++++ Task inputs
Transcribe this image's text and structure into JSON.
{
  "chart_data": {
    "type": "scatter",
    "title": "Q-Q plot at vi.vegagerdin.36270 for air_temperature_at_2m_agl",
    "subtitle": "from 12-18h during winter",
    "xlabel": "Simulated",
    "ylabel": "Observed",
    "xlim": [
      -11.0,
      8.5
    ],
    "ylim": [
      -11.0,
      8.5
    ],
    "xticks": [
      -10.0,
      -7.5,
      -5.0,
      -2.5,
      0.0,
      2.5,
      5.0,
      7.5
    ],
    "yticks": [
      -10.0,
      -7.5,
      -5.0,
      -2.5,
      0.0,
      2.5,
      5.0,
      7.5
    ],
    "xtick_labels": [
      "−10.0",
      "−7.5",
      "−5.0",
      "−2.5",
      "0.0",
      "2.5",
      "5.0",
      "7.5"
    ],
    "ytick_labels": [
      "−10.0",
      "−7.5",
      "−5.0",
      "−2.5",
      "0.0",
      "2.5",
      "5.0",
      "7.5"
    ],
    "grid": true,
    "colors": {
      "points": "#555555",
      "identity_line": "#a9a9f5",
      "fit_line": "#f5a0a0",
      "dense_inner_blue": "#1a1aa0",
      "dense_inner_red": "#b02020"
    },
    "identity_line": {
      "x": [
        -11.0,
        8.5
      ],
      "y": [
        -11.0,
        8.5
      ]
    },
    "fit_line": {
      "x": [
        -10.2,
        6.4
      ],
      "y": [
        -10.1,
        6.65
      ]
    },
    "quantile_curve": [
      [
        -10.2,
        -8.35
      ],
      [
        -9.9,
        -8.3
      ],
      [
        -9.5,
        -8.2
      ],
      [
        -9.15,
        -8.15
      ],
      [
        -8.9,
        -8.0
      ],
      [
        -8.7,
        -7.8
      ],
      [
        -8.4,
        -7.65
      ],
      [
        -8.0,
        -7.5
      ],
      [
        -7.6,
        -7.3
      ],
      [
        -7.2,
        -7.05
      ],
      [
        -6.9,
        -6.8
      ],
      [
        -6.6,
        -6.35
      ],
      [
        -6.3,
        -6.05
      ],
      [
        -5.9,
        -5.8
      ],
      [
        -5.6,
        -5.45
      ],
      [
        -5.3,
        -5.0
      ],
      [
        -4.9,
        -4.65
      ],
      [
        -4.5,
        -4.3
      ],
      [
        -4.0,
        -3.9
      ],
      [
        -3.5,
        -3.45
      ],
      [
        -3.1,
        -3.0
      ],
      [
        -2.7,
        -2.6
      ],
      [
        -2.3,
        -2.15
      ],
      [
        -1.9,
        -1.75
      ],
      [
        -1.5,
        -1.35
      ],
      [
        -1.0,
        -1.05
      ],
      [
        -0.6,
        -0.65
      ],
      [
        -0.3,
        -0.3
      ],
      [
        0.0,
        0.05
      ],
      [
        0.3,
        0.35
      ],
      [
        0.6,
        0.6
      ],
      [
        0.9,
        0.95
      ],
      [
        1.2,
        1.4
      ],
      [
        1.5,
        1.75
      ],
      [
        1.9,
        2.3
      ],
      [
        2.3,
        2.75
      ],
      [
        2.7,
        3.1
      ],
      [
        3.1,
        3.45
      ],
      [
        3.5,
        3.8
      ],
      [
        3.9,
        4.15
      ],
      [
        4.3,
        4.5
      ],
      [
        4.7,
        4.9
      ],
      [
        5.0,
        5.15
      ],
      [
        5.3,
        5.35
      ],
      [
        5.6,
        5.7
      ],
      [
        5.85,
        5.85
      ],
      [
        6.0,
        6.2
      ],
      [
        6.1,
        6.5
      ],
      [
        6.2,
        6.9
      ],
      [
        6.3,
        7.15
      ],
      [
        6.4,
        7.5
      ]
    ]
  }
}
++++++++
| Exercise task |
Restate the data above word for word, please.

| Problem solution |
Transcribe this image's text and structure into JSON.
{
  "chart_data": {
    "type": "scatter",
    "title": "Q-Q plot at vi.vegagerdin.36270 for air_temperature_at_2m_agl",
    "subtitle": "from 12-18h during winter",
    "xlabel": "Simulated",
    "ylabel": "Observed",
    "xlim": [
      -11.0,
      8.5
    ],
    "ylim": [
      -11.0,
      8.5
    ],
    "xticks": [
      -10.0,
      -7.5,
      -5.0,
      -2.5,
      0.0,
      2.5,
      5.0,
      7.5
    ],
    "yticks": [
      -10.0,
      -7.5,
      -5.0,
      -2.5,
      0.0,
      2.5,
      5.0,
      7.5
    ],
    "xtick_labels": [
      "−10.0",
      "−7.5",
      "−5.0",
      "−2.5",
      "0.0",
      "2.5",
      "5.0",
      "7.5"
    ],
    "ytick_labels": [
      "−10.0",
      "−7.5",
      "−5.0",
      "−2.5",
      "0.0",
      "2.5",
      "5.0",
      "7.5"
    ],
    "grid": true,
    "colors": {
      "points": "#555555",
      "identity_line": "#a9a9f5",
      "fit_line": "#f5a0a0",
      "dense_inner_blue": "#1a1aa0",
      "dense_inner_red": "#b02020"
    },
    "identity_line": {
      "x": [
        -11.0,
        8.5
      ],
      "y": [
        -11.0,
        8.5
      ]
    },
    "fit_line": {
      "x": [
        -10.2,
        6.4
      ],
      "y": [
        -10.1,
        6.65
      ]
    },
    "quantile_curve": [
      [
        -10.2,
        -8.35
      ],
      [
        -9.9,
        -8.3
      ],
      [
        -9.5,
        -8.2
      ],
      [
        -9.15,
        -8.15
      ],
      [
        -8.9,
        -8.0
      ],
      [
        -8.7,
        -7.8
      ],
      [
        -8.4,
        -7.65
      ],
      [
        -8.0,
        -7.5
      ],
      [
        -7.6,
        -7.3
      ],
      [
        -7.2,
        -7.05
      ],
      [
        -6.9,
        -6.8
      ],
      [
        -6.6,
        -6.35
      ],
      [
        -6.3,
        -6.05
      ],
      [
        -5.9,
        -5.8
      ],
      [
        -5.6,
        -5.45
      ],
      [
        -5.3,
        -5.0
      ],
      [
        -4.9,
        -4.65
      ],
      [
        -4.5,
        -4.3
      ],
      [
        -4.0,
        -3.9
      ],
      [
        -3.5,
        -3.45
      ],
      [
        -3.1,
        -3.0
      ],
      [
        -2.7,
        -2.6
      ],
      [
        -2.3,
        -2.15
      ],
      [
        -1.9,
        -1.75
      ],
      [
        -1.5,
        -1.35
      ],
      [
        -1.0,
        -1.05
      ],
      [
        -0.6,
        -0.65
      ],
      [
        -0.3,
        -0.3
      ],
      [
        0.0,
        0.05
      ],
      [
        0.3,
        0.35
      ],
      [
        0.6,
        0.6
      ],
      [
        0.9,
        0.95
      ],
      [
        1.2,
        1.4
      ],
      [
        1.5,
        1.75
      ],
      [
        1.9,
        2.3
      ],
      [
        2.3,
        2.75
      ],
      [
        2.7,
        3.1
      ],
      [
        3.1,
        3.45
      ],
      [
        3.5,
        3.8
      ],
      [
        3.9,
        4.15
      ],
      [
        4.3,
        4.5
      ],
      [
        4.7,
        4.9
      ],
      [
        5.0,
        5.15
      ],
      [
        5.3,
        5.35
      ],
      [
        5.6,
        5.7
      ],
      [
        5.85,
        5.85
      ],
      [
        6.0,
        6.2
      ],
      [
        6.1,
        6.5
      ],
      [
        6.2,
        6.9
      ],
      [
        6.3,
        7.15
      ],
      [
        6.4,
        7.5
      ]
    ]
  }
}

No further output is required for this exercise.